** Start SOURCE MATERIAL **
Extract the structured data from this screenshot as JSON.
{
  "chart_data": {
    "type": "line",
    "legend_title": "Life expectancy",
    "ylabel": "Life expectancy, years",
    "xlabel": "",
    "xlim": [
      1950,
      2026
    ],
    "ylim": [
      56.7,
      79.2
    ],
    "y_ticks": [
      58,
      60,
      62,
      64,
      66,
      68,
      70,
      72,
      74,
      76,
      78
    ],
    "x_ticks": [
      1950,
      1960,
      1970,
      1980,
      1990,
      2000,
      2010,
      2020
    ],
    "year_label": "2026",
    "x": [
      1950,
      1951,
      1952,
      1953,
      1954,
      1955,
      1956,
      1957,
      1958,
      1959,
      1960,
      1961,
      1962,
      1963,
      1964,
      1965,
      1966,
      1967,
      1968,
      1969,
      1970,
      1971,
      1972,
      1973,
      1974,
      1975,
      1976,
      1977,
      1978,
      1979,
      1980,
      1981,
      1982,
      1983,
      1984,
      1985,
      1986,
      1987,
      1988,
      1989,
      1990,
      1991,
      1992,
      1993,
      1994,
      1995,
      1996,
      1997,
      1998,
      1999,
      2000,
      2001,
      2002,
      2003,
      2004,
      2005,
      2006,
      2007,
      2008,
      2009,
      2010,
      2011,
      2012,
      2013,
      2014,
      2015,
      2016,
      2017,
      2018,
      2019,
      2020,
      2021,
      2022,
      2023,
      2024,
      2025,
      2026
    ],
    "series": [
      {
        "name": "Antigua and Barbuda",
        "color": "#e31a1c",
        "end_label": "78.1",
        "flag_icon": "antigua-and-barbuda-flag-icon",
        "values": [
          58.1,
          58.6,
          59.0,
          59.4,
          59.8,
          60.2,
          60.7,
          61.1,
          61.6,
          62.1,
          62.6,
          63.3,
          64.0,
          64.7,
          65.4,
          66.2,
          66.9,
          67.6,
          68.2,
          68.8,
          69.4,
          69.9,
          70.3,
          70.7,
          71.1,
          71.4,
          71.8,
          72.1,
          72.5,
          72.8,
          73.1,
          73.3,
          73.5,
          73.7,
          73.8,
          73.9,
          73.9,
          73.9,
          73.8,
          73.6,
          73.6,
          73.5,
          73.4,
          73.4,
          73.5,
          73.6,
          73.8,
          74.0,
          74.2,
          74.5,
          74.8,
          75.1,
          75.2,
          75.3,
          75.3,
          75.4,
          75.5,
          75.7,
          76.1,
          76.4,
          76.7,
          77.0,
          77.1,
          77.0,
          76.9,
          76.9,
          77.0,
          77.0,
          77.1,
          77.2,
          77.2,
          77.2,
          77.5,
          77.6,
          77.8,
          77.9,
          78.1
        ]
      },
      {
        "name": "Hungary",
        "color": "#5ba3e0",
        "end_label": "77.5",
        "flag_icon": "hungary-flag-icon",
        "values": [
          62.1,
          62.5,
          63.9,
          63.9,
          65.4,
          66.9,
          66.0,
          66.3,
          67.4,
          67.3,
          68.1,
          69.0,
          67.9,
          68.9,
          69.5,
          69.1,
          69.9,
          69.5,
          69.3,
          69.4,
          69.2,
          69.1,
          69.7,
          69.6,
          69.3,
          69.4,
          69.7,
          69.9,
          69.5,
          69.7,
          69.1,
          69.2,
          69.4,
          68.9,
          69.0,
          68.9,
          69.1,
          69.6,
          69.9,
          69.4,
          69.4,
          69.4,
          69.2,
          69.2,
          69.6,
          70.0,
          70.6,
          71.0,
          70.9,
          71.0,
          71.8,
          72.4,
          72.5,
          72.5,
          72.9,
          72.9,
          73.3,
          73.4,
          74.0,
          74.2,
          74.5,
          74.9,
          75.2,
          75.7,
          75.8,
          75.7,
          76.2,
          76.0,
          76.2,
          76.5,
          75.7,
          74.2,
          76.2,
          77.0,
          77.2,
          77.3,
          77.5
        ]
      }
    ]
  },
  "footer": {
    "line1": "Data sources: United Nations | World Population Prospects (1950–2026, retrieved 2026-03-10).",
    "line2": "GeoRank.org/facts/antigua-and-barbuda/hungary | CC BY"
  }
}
** End SOURCE MATERIAL **
▶ TASK DESCRIPTION: Lines that hold the word "name" are the ones to return, every one of them.

▶ WORKED ANSWER:
        "name": "Antigua and Barbuda",
        "name": "Hungary",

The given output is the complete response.